[PROMPT]:
Locate every line that holds the string "marker" and copy it.

+===+

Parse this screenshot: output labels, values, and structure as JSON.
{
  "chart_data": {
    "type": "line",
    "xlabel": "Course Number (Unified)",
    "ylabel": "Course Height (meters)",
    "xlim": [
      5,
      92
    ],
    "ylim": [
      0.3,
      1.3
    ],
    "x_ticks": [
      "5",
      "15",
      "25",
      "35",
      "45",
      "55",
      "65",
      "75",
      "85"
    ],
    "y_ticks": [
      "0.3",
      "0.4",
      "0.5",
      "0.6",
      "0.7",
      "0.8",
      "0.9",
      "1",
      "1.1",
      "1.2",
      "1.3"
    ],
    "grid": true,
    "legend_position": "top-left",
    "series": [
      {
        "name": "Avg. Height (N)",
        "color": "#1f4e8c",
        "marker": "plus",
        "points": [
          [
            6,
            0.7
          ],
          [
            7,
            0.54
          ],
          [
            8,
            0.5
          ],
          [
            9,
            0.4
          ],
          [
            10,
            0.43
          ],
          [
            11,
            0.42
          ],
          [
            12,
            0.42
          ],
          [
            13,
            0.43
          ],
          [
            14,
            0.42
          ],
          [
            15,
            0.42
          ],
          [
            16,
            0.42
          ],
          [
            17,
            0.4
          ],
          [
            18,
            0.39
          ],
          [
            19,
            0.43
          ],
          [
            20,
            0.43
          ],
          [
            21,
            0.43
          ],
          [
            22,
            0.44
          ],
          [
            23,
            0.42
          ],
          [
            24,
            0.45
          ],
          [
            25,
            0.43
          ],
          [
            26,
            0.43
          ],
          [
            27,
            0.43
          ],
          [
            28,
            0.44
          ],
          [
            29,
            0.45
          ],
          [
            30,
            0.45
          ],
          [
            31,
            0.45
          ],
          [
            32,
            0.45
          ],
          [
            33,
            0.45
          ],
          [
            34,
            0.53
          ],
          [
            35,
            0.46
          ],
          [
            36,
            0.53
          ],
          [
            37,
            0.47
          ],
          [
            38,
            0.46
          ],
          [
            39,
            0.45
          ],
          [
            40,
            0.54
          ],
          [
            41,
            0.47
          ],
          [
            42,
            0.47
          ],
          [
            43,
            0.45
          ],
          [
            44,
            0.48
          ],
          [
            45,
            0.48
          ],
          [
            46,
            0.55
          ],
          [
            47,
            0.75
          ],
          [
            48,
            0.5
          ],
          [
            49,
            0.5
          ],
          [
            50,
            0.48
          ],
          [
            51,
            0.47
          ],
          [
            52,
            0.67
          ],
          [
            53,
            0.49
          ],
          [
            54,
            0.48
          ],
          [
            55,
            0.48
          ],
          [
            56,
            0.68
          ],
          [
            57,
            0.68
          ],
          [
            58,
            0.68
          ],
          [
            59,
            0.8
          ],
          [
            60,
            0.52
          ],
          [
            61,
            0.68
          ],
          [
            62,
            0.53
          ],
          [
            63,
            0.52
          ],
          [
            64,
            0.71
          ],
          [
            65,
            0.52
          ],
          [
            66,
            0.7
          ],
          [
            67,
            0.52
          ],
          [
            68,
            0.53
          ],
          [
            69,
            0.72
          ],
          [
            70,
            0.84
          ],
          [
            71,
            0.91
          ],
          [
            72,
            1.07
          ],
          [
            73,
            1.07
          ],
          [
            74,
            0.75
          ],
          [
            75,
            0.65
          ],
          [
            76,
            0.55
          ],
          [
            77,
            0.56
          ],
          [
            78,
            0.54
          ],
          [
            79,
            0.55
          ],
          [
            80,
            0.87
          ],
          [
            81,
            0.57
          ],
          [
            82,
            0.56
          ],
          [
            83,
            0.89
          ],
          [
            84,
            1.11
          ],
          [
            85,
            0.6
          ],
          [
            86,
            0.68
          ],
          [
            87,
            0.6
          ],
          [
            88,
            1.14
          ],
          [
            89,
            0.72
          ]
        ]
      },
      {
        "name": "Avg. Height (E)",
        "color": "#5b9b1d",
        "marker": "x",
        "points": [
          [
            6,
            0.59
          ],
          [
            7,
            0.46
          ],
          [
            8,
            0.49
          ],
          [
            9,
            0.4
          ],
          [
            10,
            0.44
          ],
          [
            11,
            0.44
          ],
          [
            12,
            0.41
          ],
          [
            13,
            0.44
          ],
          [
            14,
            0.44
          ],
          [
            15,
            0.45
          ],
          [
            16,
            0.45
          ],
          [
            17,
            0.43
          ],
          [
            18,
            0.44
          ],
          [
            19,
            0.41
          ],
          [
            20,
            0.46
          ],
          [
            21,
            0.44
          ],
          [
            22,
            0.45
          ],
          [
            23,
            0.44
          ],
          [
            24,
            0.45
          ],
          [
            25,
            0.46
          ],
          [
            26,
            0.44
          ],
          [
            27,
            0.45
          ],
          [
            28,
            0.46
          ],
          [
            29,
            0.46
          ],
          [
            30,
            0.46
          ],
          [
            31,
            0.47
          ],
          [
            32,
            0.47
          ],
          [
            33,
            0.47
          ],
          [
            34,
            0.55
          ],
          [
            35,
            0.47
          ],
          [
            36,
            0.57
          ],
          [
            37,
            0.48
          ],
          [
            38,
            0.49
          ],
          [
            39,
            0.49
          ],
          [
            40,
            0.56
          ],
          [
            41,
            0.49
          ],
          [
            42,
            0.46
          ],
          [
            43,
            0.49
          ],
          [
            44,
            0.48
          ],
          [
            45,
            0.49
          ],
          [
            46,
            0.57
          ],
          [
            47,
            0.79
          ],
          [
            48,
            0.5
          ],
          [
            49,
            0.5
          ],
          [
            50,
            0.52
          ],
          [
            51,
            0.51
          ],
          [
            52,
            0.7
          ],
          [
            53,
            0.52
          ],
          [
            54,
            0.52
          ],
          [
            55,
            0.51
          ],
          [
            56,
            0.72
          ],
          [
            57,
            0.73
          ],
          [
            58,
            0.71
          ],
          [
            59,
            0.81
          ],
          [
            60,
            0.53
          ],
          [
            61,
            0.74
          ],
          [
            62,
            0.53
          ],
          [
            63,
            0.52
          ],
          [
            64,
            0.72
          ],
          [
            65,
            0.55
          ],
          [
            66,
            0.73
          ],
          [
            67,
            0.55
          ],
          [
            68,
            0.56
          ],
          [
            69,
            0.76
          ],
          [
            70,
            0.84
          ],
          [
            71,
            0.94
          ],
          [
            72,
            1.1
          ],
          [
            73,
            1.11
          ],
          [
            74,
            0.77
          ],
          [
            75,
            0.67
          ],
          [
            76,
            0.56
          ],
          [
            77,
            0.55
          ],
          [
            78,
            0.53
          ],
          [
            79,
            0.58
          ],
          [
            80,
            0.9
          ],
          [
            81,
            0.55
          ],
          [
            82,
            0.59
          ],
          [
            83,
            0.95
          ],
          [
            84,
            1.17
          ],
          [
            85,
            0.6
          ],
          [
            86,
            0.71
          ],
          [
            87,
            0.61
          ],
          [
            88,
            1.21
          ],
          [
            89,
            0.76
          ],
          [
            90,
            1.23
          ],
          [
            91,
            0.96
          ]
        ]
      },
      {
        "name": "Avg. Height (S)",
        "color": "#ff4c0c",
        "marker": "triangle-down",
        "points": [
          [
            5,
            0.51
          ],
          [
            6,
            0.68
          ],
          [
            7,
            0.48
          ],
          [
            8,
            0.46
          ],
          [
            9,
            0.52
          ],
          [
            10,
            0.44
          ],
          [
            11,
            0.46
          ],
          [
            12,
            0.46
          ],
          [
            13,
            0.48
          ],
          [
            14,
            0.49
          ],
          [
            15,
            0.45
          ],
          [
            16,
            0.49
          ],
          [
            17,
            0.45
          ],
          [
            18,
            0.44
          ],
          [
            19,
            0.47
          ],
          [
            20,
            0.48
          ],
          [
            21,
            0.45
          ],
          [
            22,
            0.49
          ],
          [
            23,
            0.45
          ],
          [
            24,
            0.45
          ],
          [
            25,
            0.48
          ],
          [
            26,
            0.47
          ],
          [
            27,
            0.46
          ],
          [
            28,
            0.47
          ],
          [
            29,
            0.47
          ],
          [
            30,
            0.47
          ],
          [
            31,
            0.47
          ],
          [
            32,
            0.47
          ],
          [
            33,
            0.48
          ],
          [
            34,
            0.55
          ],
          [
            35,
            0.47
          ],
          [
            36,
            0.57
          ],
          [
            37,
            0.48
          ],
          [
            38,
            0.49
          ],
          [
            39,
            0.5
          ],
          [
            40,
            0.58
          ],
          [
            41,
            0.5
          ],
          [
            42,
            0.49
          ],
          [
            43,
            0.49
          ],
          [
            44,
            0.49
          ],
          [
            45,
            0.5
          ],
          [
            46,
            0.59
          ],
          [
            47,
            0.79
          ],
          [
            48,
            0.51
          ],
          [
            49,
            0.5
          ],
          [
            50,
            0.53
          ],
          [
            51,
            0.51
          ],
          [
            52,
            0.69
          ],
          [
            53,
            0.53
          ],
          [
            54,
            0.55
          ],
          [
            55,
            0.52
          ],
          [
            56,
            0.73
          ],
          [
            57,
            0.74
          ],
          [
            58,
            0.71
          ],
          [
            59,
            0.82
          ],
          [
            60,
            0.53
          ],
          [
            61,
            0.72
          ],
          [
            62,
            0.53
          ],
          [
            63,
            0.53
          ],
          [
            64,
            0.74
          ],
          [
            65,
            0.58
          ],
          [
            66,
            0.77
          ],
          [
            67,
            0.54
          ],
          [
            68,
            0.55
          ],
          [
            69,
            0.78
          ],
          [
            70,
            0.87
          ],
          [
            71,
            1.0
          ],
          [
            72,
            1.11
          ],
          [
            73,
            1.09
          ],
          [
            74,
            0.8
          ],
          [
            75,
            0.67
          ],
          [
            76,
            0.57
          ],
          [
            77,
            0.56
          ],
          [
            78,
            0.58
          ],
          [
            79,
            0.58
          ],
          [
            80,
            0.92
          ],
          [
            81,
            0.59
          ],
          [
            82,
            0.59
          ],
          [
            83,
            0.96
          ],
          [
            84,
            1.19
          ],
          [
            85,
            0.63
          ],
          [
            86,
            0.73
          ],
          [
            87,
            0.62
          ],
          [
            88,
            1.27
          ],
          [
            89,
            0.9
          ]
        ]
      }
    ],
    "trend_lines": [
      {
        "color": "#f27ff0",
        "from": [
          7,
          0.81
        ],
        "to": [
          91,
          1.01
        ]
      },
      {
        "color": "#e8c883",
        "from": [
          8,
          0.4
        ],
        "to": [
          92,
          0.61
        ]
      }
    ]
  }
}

+===+

[OUTPUT]:
        "marker": "plus",
        "marker": "x",
        "marker": "triangle-down",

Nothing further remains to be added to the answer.